What you are asked to do ▸ Pull every line holding the string "Lesley" from the records below.

Data shown ▸

....

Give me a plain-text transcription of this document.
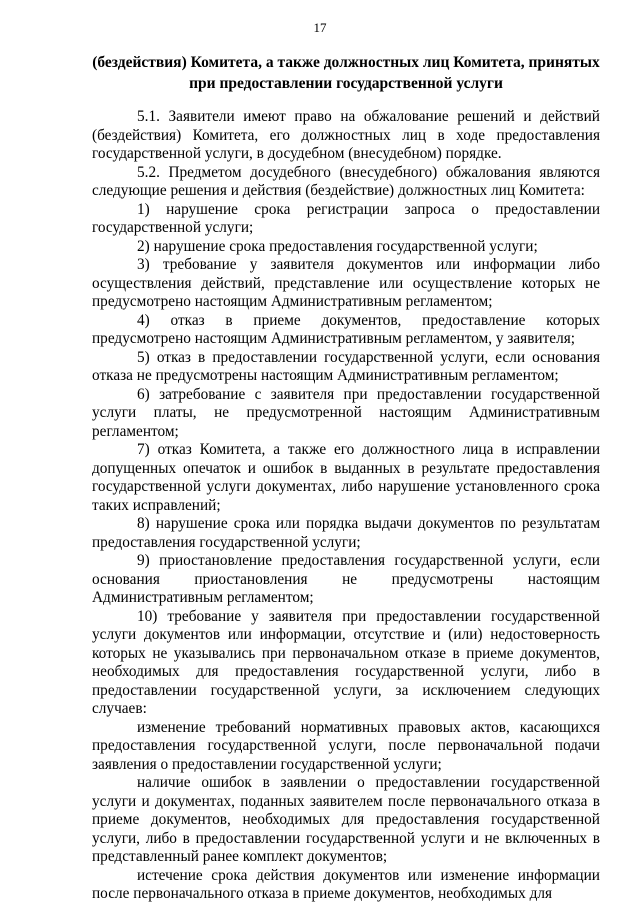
17
(бездействия) Комитета, а также должностных лиц Комитета, принятых
при предоставлении государственной услуги

5.1. Заявители имеют право на обжалование решений и действий (бездействия) Комитета, его должностных лиц в ходе предоставления государственной услуги, в досудебном (внесудебном) порядке.

5.2. Предметом досудебного (внесудебного) обжалования являются следующие решения и действия (бездействие) должностных лиц Комитета:

1) нарушение срока регистрации запроса о предоставлении государственной услуги;

2) нарушение срока предоставления государственной услуги;

3) требование у заявителя документов или информации либо осуществления действий, представление или осуществление которых не предусмотрено настоящим Административным регламентом;

4) отказ в приеме документов, предоставление которых предусмотрено настоящим Административным регламентом, у заявителя;

5) отказ в предоставлении государственной услуги, если основания отказа не предусмотрены настоящим Административным регламентом;

6) затребование с заявителя при предоставлении государственной услуги платы, не предусмотренной настоящим Административным регламентом;

7) отказ Комитета, а также его должностного лица в исправлении допущенных опечаток и ошибок в выданных в результате предоставления государственной услуги документах, либо нарушение установленного срока таких исправлений;

8) нарушение срока или порядка выдачи документов по результатам предоставления государственной услуги;

9) приостановление предоставления государственной услуги, если основания приостановления не предусмотрены настоящим Административным регламентом;

10) требование у заявителя при предоставлении государственной услуги документов или информации, отсутствие и (или) недостоверность которых не указывались при первоначальном отказе в приеме документов, необходимых для предоставления государственной услуги, либо в предоставлении государственной услуги, за исключением следующих случаев:

изменение требований нормативных правовых актов, касающихся предоставления государственной услуги, после первоначальной подачи заявления о предоставлении государственной услуги;

наличие ошибок в заявлении о предоставлении государственной услуги и документах, поданных заявителем после первоначального отказа в приеме документов, необходимых для предоставления государственной услуги, либо в предоставлении государственной услуги и не включенных в представленный ранее комплект документов;

истечение срока действия документов или изменение информации после первоначального отказа в приеме документов, необходимых для
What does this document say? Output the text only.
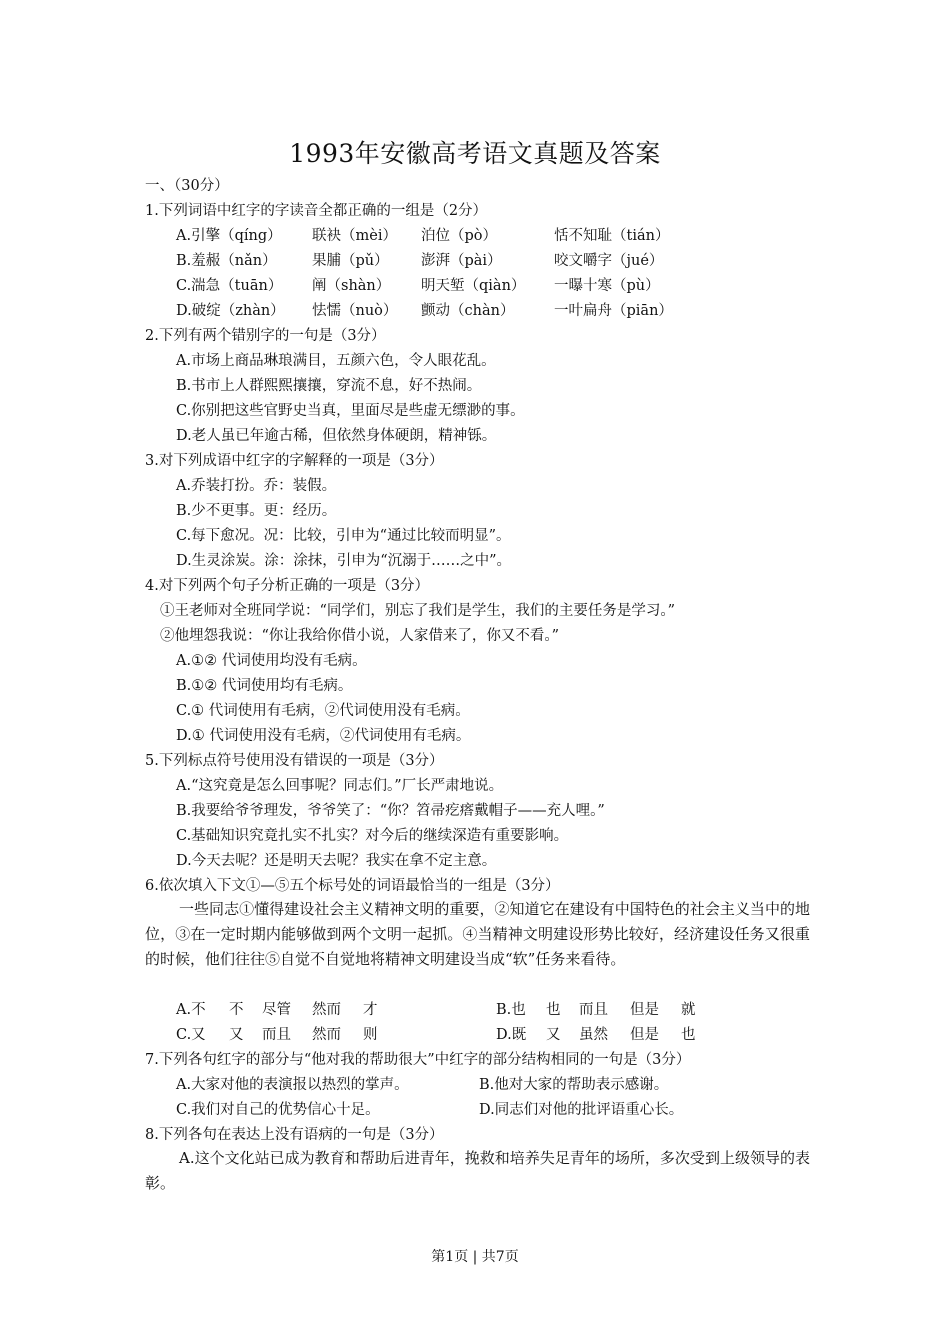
1993年安徽高考语文真题及答案
一、（30分）
1.下列词语中红字的字读音全都正确的一组是（2分）
A.引擎（qíng） 联袂（mèi） 泊位（pò）	恬不知耻（tián）
B.羞赧（nǎn） 果脯（pǔ） 澎湃（pài）	咬文嚼字（jué）
C.湍急（tuān） 阐（shàn） 明天堑（qiàn） 一曝十寒（pù）
D.破绽（zhàn） 怯懦（nuò） 颤动（chàn）	一叶扁舟（piān）
2.下列有两个错别字的一句是（3分）
A.市场上商品琳琅满目，五颜六色，令人眼花乱。
B.书市上人群熙熙攘攘，穿流不息，好不热闹。
C.你别把这些官野史当真，里面尽是些虚无缥渺的事。
D.老人虽已年逾古稀，但依然身体硬朗，精神铄。
3.对下列成语中红字的字解释的一项是（3分）
A.乔装打扮。乔：装假。
B.少不更事。更：经历。
C.每下愈况。况：比较，引申为“通过比较而明显”。
D.生灵涂炭。涂：涂抹，引申为“沉溺于……之中”。
4.对下列两个句子分析正确的一项是（3分）
①王老师对全班同学说：“同学们，别忘了我们是学生，我们的主要任务是学习。”
②他埋怨我说：“你让我给你借小说，人家借来了，你又不看。”
A.①② 代词使用均没有毛病。
B.①② 代词使用均有毛病。
C.① 代词使用有毛病，②代词使用没有毛病。
D.① 代词使用没有毛病，②代词使用有毛病。
5.下列标点符号使用没有错误的一项是（3分）
A.“这究竟是怎么回事呢？同志们。”厂长严肃地说。
B.我要给爷爷理发，爷爷笑了：“你？笤帚疙瘩戴帽子——充人哩。”
C.基础知识究竟扎实不扎实？对今后的继续深造有重要影响。
D.今天去呢？还是明天去呢？我实在拿不定主意。
6.依次填入下文①—⑤五个标号处的词语最恰当的一组是（3分）
一些同志①懂得建设社会主义精神文明的重要，②知道它在建设有中国特色的社会主义当中的地位，③在一定时期内能够做到两个文明一起抓。④当精神文明建设形势比较好，经济建设任务又很重的时候，他们往往⑤自觉不自觉地将精神文明建设当成“软”任务来看待。
A.不 不 尽管 然而 才	B.也 也 而且 但是 就
C.又 又 而且 然而 则	D.既 又 虽然 但是 也
7.下列各句红字的部分与“他对我的帮助很大”中红字的部分结构相同的一句是（3分）
A.大家对他的表演报以热烈的掌声。	B.他对大家的帮助表示感谢。
C.我们对自己的优势信心十足。	D.同志们对他的批评语重心长。
8.下列各句在表达上没有语病的一句是（3分）
A.这个文化站已成为教育和帮助后进青年，挽救和培养失足青年的场所，多次受到上级领导的表彰。
第1页 | 共7页
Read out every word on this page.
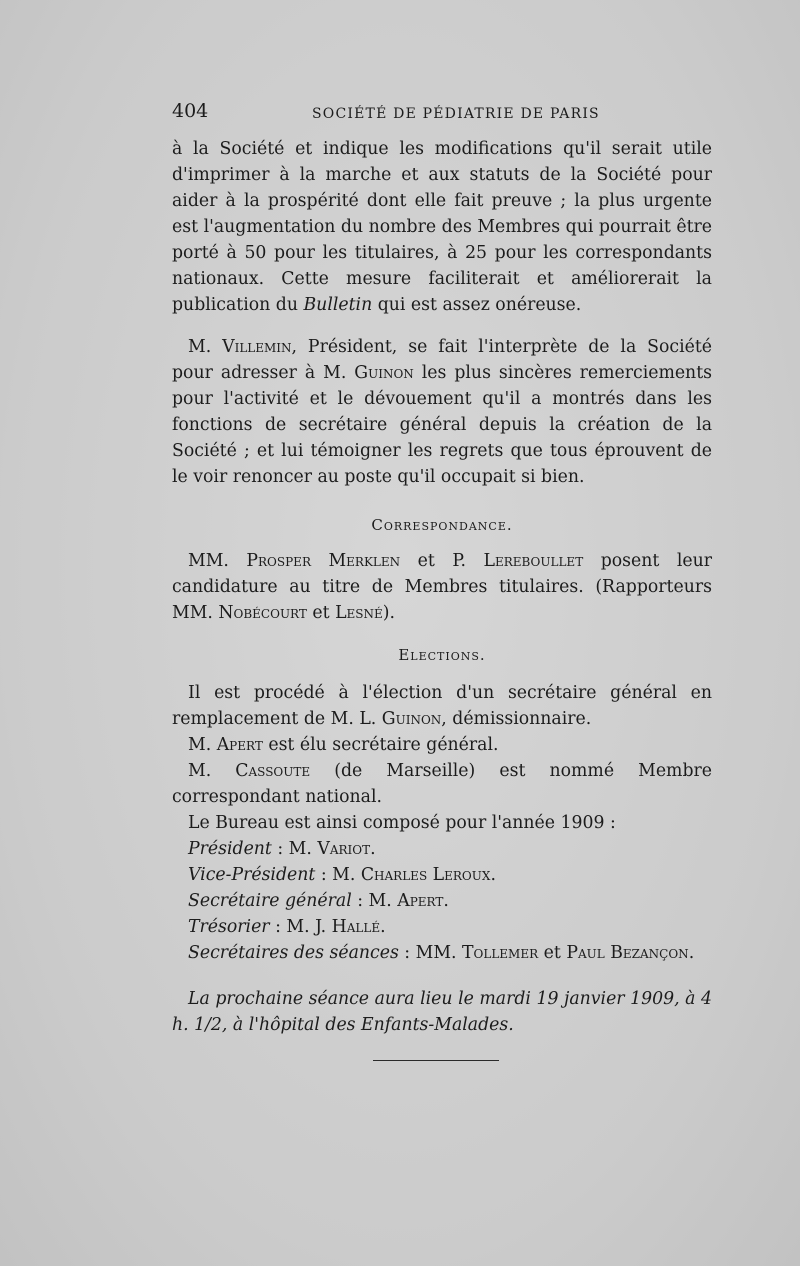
404	SOCIÉTÉ DE PÉDIATRIE DE PARIS

à la Société et indique les modifications qu'il serait utile d'imprimer à la marche et aux statuts de la Société pour aider à la prospérité dont elle fait preuve ; la plus urgente est l'augmentation du nombre des Membres qui pourrait être porté à 50 pour les titulaires, à 25 pour les correspondants nationaux. Cette mesure faciliterait et améliorerait la publication du Bulletin qui est assez onéreuse.

M. Villemin, Président, se fait l'interprète de la Société pour adresser à M. Guinon les plus sincères remerciements pour l'activité et le dévouement qu'il a montrés dans les fonctions de secrétaire général depuis la création de la Société ; et lui témoigner les regrets que tous éprouvent de le voir renoncer au poste qu'il occupait si bien.

Correspondance.

MM. Prosper Merklen et P. Lereboullet posent leur candidature au titre de Membres titulaires. (Rapporteurs MM. Nobécourt et Lesné).

Elections.

Il est procédé à l'élection d'un secrétaire général en remplacement de M. L. Guinon, démissionnaire.

M. Apert est élu secrétaire général.

M. Cassoute (de Marseille) est nommé Membre correspondant national.

Le Bureau est ainsi composé pour l'année 1909 :

Président : M. Variot.

Vice-Président : M. Charles Leroux.

Secrétaire général : M. Apert.

Trésorier : M. J. Hallé.

Secrétaires des séances : MM. Tollemer et Paul Bezançon.

La prochaine séance aura lieu le mardi 19 janvier 1909, à 4 h. 1/2, à l'hôpital des Enfants-Malades.
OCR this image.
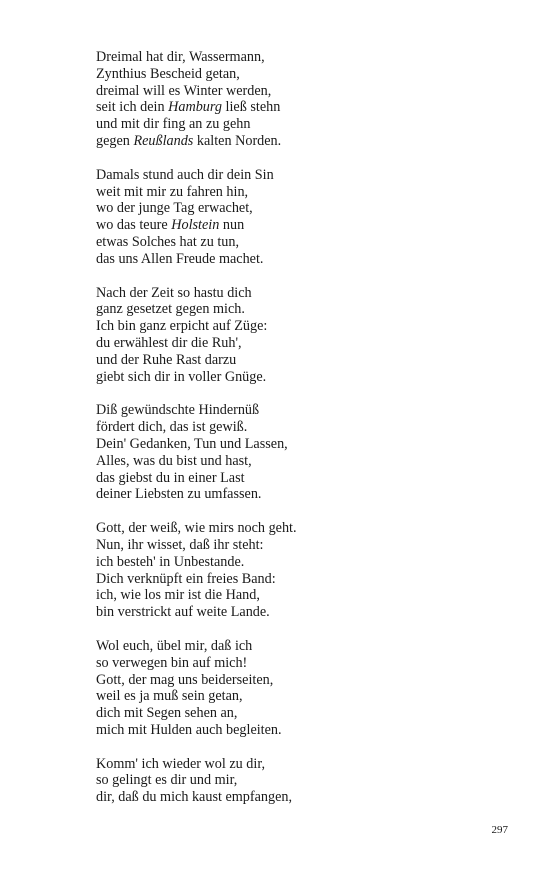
Dreimal hat dir, Wassermann,
Zynthius Bescheid getan,
dreimal will es Winter werden,
seit ich dein Hamburg ließ stehn
und mit dir fing an zu gehn
gegen Reußlands kalten Norden.
Damals stund auch dir dein Sin
weit mit mir zu fahren hin,
wo der junge Tag erwachet,
wo das teure Holstein nun
etwas Solches hat zu tun,
das uns Allen Freude machet.
Nach der Zeit so hastu dich
ganz gesetzet gegen mich.
Ich bin ganz erpicht auf Züge:
du erwählest dir die Ruh',
und der Ruhe Rast darzu
giebt sich dir in voller Gnüge.
Diß gewündschte Hindernüß
fördert dich, das ist gewiß.
Dein' Gedanken, Tun und Lassen,
Alles, was du bist und hast,
das giebst du in einer Last
deiner Liebsten zu umfassen.
Gott, der weiß, wie mirs noch geht.
Nun, ihr wisset, daß ihr steht:
ich besteh' in Unbestande.
Dich verknüpft ein freies Band:
ich, wie los mir ist die Hand,
bin verstrickt auf weite Lande.
Wol euch, übel mir, daß ich
so verwegen bin auf mich!
Gott, der mag uns beiderseiten,
weil es ja muß sein getan,
dich mit Segen sehen an,
mich mit Hulden auch begleiten.
Komm' ich wieder wol zu dir,
so gelingt es dir und mir,
dir, daß du mich kaust empfangen,
297
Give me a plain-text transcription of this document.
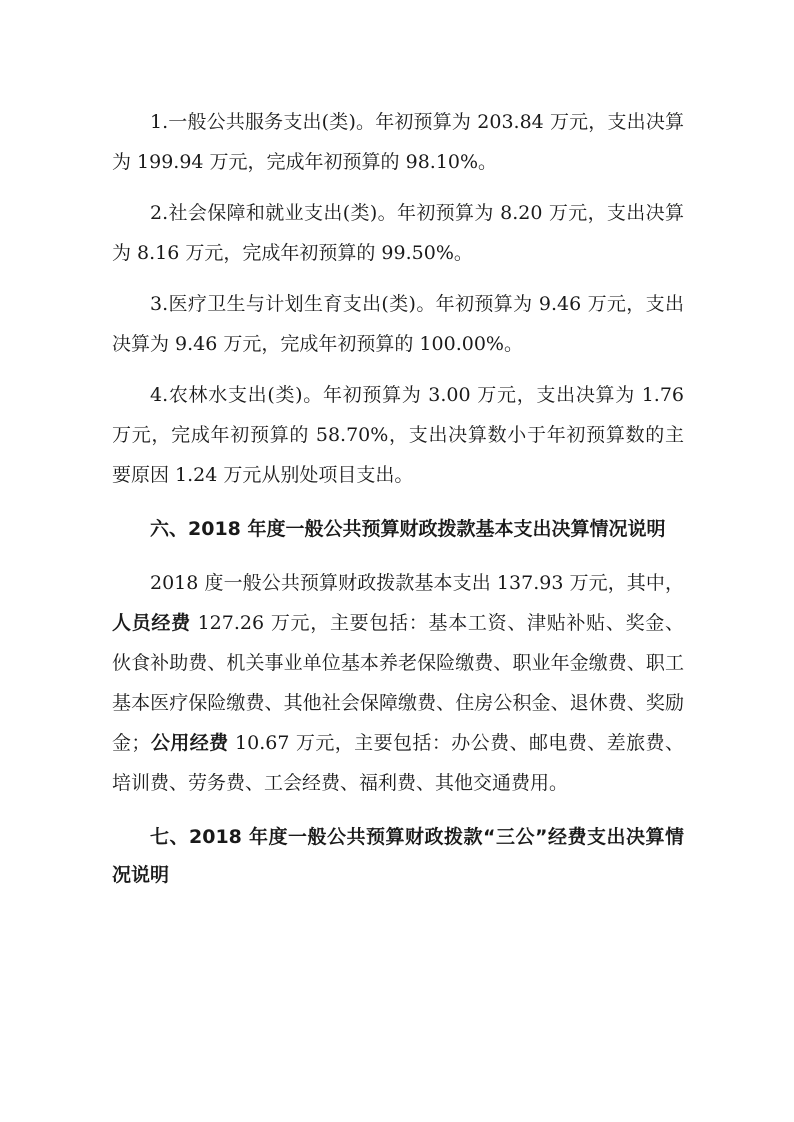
1.一般公共服务支出(类)。年初预算为 203.84 万元，支出决算为 199.94 万元，完成年初预算的 98.10%。

2.社会保障和就业支出(类)。年初预算为 8.20 万元，支出决算为 8.16 万元，完成年初预算的 99.50%。

3.医疗卫生与计划生育支出(类)。年初预算为 9.46 万元，支出决算为 9.46 万元，完成年初预算的 100.00%。

4.农林水支出(类)。年初预算为 3.00 万元，支出决算为 1.76 万元，完成年初预算的 58.70%，支出决算数小于年初预算数的主要原因 1.24 万元从别处项目支出。

六、2018 年度一般公共预算财政拨款基本支出决算情况说明

2018 度一般公共预算财政拨款基本支出 137.93 万元，其中，人员经费 127.26 万元，主要包括：基本工资、津贴补贴、奖金、伙食补助费、机关事业单位基本养老保险缴费、职业年金缴费、职工基本医疗保险缴费、其他社会保障缴费、住房公积金、退休费、奖励金；公用经费 10.67 万元，主要包括：办公费、邮电费、差旅费、培训费、劳务费、工会经费、福利费、其他交通费用。

七、2018 年度一般公共预算财政拨款“三公”经费支出决算情况说明
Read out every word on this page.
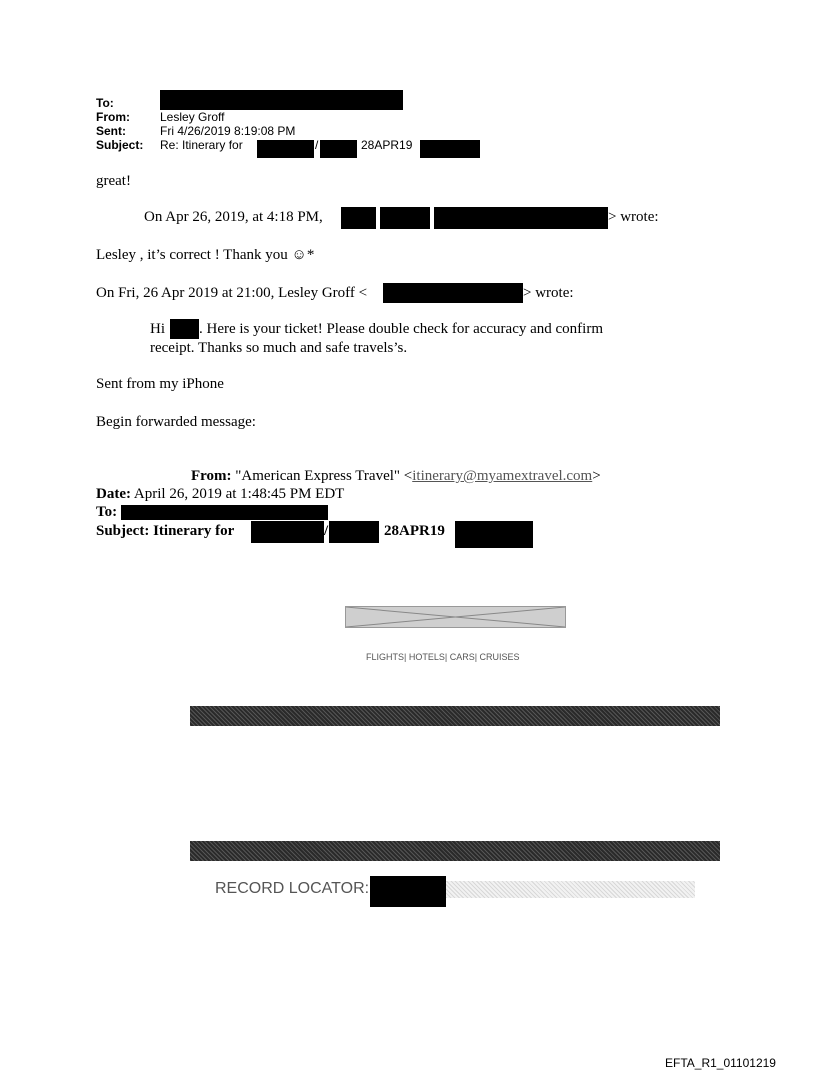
To:
From:	Lesley Groff
Sent:	Fri 4/26/2019 8:19:08 PM
Subject: Re: Itinerary for	/	28APR19
great!
On Apr 26, 2019, at 4:18 PM,	> wrote:
Lesley , it’s correct ! Thank you ☺*
On Fri, 26 Apr 2019 at 21:00, Lesley Groff <	> wrote:
Hi . Here is your ticket! Please double check for accuracy and confirm
receipt. Thanks so much and safe travels’s.
Sent from my iPhone
Begin forwarded message:
From: "American Express Travel" <itinerary@myamextravel.com>
Date: April 26, 2019 at 1:48:45 PM EDT
To:
Subject: Itinerary for	/	28APR19
FLIGHTS| HOTELS| CARS| CRUISES
RECORD LOCATOR:
EFTA_R1_01101219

....

Result of the exercise ▸
From:	Lesley Groff
Lesley , it’s correct ! Thank you ☺*
On Fri, 26 Apr 2019 at 21:00, Lesley Groff <	> wrote:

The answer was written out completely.